### Collected data entries
- - -
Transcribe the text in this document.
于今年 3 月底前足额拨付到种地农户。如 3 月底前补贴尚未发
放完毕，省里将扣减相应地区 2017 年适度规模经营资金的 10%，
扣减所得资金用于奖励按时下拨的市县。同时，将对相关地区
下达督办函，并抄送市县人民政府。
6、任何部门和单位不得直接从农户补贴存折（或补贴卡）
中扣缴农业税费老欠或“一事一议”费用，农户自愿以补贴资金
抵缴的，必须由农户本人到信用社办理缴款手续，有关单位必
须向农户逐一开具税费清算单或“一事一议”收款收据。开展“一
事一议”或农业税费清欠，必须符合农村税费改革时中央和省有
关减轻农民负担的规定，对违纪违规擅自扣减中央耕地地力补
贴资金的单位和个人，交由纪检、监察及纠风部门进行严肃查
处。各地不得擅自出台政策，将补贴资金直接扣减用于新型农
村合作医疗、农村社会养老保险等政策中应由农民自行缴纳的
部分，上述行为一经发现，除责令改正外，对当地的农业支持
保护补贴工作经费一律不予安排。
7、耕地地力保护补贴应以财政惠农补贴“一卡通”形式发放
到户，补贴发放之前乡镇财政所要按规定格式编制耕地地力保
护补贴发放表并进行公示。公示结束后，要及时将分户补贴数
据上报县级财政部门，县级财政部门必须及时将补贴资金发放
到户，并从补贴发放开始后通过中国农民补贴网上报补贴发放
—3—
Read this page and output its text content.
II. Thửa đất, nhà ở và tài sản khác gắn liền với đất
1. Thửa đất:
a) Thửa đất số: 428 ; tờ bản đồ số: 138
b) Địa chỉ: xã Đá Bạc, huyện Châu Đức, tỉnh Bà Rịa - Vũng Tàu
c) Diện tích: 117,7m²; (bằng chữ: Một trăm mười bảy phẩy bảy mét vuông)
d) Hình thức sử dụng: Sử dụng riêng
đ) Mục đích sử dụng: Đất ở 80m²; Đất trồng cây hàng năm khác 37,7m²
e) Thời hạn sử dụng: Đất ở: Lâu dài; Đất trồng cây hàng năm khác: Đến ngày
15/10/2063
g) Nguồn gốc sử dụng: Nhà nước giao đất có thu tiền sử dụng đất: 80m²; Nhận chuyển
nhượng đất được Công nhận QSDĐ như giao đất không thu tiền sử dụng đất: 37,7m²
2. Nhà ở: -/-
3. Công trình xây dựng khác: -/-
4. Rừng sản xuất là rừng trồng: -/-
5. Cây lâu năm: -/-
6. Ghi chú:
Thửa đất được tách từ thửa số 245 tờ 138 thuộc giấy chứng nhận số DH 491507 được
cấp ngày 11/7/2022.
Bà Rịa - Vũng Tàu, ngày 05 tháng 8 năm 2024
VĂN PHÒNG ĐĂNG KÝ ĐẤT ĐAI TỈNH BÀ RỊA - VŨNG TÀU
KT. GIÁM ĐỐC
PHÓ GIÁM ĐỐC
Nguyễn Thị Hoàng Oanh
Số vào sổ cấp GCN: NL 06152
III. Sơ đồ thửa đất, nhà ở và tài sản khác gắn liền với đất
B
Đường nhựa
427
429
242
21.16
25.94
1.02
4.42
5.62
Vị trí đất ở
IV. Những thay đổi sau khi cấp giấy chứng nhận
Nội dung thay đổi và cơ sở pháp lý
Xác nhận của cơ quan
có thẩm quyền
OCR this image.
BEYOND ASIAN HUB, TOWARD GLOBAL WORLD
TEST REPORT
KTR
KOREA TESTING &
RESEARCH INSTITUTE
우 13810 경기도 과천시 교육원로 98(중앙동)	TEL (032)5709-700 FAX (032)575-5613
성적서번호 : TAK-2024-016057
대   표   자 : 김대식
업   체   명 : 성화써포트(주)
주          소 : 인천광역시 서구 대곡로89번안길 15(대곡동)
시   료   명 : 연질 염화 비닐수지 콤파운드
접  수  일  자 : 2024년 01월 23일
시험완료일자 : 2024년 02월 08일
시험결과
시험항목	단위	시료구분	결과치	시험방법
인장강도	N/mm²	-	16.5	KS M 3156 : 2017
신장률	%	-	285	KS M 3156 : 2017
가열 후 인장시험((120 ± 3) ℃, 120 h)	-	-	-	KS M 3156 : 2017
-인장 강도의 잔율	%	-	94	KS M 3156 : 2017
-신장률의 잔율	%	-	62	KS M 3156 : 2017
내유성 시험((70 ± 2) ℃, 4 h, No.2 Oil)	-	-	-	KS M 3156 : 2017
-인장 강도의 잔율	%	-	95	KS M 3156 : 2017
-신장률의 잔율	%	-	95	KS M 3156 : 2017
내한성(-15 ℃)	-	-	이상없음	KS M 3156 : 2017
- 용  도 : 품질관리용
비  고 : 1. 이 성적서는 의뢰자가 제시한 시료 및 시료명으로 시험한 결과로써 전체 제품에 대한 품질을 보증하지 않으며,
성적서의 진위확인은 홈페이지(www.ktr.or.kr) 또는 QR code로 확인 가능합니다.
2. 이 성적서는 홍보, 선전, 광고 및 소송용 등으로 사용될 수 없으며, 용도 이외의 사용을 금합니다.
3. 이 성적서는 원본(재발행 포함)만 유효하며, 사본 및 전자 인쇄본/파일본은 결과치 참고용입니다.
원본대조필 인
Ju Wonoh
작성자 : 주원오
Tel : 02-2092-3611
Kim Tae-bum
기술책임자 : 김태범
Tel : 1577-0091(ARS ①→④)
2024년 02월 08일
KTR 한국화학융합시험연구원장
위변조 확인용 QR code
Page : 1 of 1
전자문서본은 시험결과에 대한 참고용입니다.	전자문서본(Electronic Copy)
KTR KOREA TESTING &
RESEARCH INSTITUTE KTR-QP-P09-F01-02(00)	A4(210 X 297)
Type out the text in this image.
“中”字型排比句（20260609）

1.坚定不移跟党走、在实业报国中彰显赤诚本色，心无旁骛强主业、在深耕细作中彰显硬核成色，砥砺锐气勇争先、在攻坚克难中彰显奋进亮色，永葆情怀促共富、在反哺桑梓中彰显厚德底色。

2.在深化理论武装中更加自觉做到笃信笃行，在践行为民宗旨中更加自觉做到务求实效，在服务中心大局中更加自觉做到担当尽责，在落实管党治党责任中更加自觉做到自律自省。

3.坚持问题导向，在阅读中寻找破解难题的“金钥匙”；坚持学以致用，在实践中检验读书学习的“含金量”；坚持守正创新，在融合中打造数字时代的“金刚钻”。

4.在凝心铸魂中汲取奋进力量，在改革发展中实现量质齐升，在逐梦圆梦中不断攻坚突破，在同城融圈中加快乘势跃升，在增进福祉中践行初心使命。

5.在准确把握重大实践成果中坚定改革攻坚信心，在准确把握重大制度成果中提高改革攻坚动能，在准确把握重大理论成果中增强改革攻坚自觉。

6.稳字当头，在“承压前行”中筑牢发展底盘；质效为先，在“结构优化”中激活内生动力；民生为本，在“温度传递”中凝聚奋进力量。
- - -
### WHAT IS EXPECTED
Write an exact transcription of every entry above.

### ANSWER TO THE PROBLEM
Transcribe the text in this document.
于今年 3 月底前足额拨付到种地农户。如 3 月底前补贴尚未发
放完毕，省里将扣减相应地区 2017 年适度规模经营资金的 10%，
扣减所得资金用于奖励按时下拨的市县。同时，将对相关地区
下达督办函，并抄送市县人民政府。
6、任何部门和单位不得直接从农户补贴存折（或补贴卡）
中扣缴农业税费老欠或“一事一议”费用，农户自愿以补贴资金
抵缴的，必须由农户本人到信用社办理缴款手续，有关单位必
须向农户逐一开具税费清算单或“一事一议”收款收据。开展“一
事一议”或农业税费清欠，必须符合农村税费改革时中央和省有
关减轻农民负担的规定，对违纪违规擅自扣减中央耕地地力补
贴资金的单位和个人，交由纪检、监察及纠风部门进行严肃查
处。各地不得擅自出台政策，将补贴资金直接扣减用于新型农
村合作医疗、农村社会养老保险等政策中应由农民自行缴纳的
部分，上述行为一经发现，除责令改正外，对当地的农业支持
保护补贴工作经费一律不予安排。
7、耕地地力保护补贴应以财政惠农补贴“一卡通”形式发放
到户，补贴发放之前乡镇财政所要按规定格式编制耕地地力保
护补贴发放表并进行公示。公示结束后，要及时将分户补贴数
据上报县级财政部门，县级财政部门必须及时将补贴资金发放
到户，并从补贴发放开始后通过中国农民补贴网上报补贴发放
—3—
Read this page and output its text content.
II. Thửa đất, nhà ở và tài sản khác gắn liền với đất
1. Thửa đất:
a) Thửa đất số: 428 ; tờ bản đồ số: 138
b) Địa chỉ: xã Đá Bạc, huyện Châu Đức, tỉnh Bà Rịa - Vũng Tàu
c) Diện tích: 117,7m²; (bằng chữ: Một trăm mười bảy phẩy bảy mét vuông)
d) Hình thức sử dụng: Sử dụng riêng
đ) Mục đích sử dụng: Đất ở 80m²; Đất trồng cây hàng năm khác 37,7m²
e) Thời hạn sử dụng: Đất ở: Lâu dài; Đất trồng cây hàng năm khác: Đến ngày
15/10/2063
g) Nguồn gốc sử dụng: Nhà nước giao đất có thu tiền sử dụng đất: 80m²; Nhận chuyển
nhượng đất được Công nhận QSDĐ như giao đất không thu tiền sử dụng đất: 37,7m²
2. Nhà ở: -/-
3. Công trình xây dựng khác: -/-
4. Rừng sản xuất là rừng trồng: -/-
5. Cây lâu năm: -/-
6. Ghi chú:
Thửa đất được tách từ thửa số 245 tờ 138 thuộc giấy chứng nhận số DH 491507 được
cấp ngày 11/7/2022.
Bà Rịa - Vũng Tàu, ngày 05 tháng 8 năm 2024
VĂN PHÒNG ĐĂNG KÝ ĐẤT ĐAI TỈNH BÀ RỊA - VŨNG TÀU
KT. GIÁM ĐỐC
PHÓ GIÁM ĐỐC
Nguyễn Thị Hoàng Oanh
Số vào sổ cấp GCN: NL 06152
III. Sơ đồ thửa đất, nhà ở và tài sản khác gắn liền với đất
B
Đường nhựa
427
429
242
21.16
25.94
1.02
4.42
5.62
Vị trí đất ở
IV. Những thay đổi sau khi cấp giấy chứng nhận
Nội dung thay đổi và cơ sở pháp lý
Xác nhận của cơ quan
có thẩm quyền
OCR this image.
BEYOND ASIAN HUB, TOWARD GLOBAL WORLD
TEST REPORT
KTR
KOREA TESTING &
RESEARCH INSTITUTE
우 13810 경기도 과천시 교육원로 98(중앙동)	TEL (032)5709-700 FAX (032)575-5613
성적서번호 : TAK-2024-016057
대   표   자 : 김대식
업   체   명 : 성화써포트(주)
주          소 : 인천광역시 서구 대곡로89번안길 15(대곡동)
시   료   명 : 연질 염화 비닐수지 콤파운드
접  수  일  자 : 2024년 01월 23일
시험완료일자 : 2024년 02월 08일
시험결과
시험항목	단위	시료구분	결과치	시험방법
인장강도	N/mm²	-	16.5	KS M 3156 : 2017
신장률	%	-	285	KS M 3156 : 2017
가열 후 인장시험((120 ± 3) ℃, 120 h)	-	-	-	KS M 3156 : 2017
-인장 강도의 잔율	%	-	94	KS M 3156 : 2017
-신장률의 잔율	%	-	62	KS M 3156 : 2017
내유성 시험((70 ± 2) ℃, 4 h, No.2 Oil)	-	-	-	KS M 3156 : 2017
-인장 강도의 잔율	%	-	95	KS M 3156 : 2017
-신장률의 잔율	%	-	95	KS M 3156 : 2017
내한성(-15 ℃)	-	-	이상없음	KS M 3156 : 2017
- 용  도 : 품질관리용
비  고 : 1. 이 성적서는 의뢰자가 제시한 시료 및 시료명으로 시험한 결과로써 전체 제품에 대한 품질을 보증하지 않으며,
성적서의 진위확인은 홈페이지(www.ktr.or.kr) 또는 QR code로 확인 가능합니다.
2. 이 성적서는 홍보, 선전, 광고 및 소송용 등으로 사용될 수 없으며, 용도 이외의 사용을 금합니다.
3. 이 성적서는 원본(재발행 포함)만 유효하며, 사본 및 전자 인쇄본/파일본은 결과치 참고용입니다.
원본대조필 인
Ju Wonoh
작성자 : 주원오
Tel : 02-2092-3611
Kim Tae-bum
기술책임자 : 김태범
Tel : 1577-0091(ARS ①→④)
2024년 02월 08일
KTR 한국화학융합시험연구원장
위변조 확인용 QR code
Page : 1 of 1
전자문서본은 시험결과에 대한 참고용입니다.	전자문서본(Electronic Copy)
KTR KOREA TESTING &
RESEARCH INSTITUTE KTR-QP-P09-F01-02(00)	A4(210 X 297)
Type out the text in this image.
“中”字型排比句（20260609）

1.坚定不移跟党走、在实业报国中彰显赤诚本色，心无旁骛强主业、在深耕细作中彰显硬核成色，砥砺锐气勇争先、在攻坚克难中彰显奋进亮色，永葆情怀促共富、在反哺桑梓中彰显厚德底色。

2.在深化理论武装中更加自觉做到笃信笃行，在践行为民宗旨中更加自觉做到务求实效，在服务中心大局中更加自觉做到担当尽责，在落实管党治党责任中更加自觉做到自律自省。

3.坚持问题导向，在阅读中寻找破解难题的“金钥匙”；坚持学以致用，在实践中检验读书学习的“含金量”；坚持守正创新，在融合中打造数字时代的“金刚钻”。

4.在凝心铸魂中汲取奋进力量，在改革发展中实现量质齐升，在逐梦圆梦中不断攻坚突破，在同城融圈中加快乘势跃升，在增进福祉中践行初心使命。

5.在准确把握重大实践成果中坚定改革攻坚信心，在准确把握重大制度成果中提高改革攻坚动能，在准确把握重大理论成果中增强改革攻坚自觉。

6.稳字当头，在“承压前行”中筑牢发展底盘；质效为先，在“结构优化”中激活内生动力；民生为本，在“温度传递”中凝聚奋进力量。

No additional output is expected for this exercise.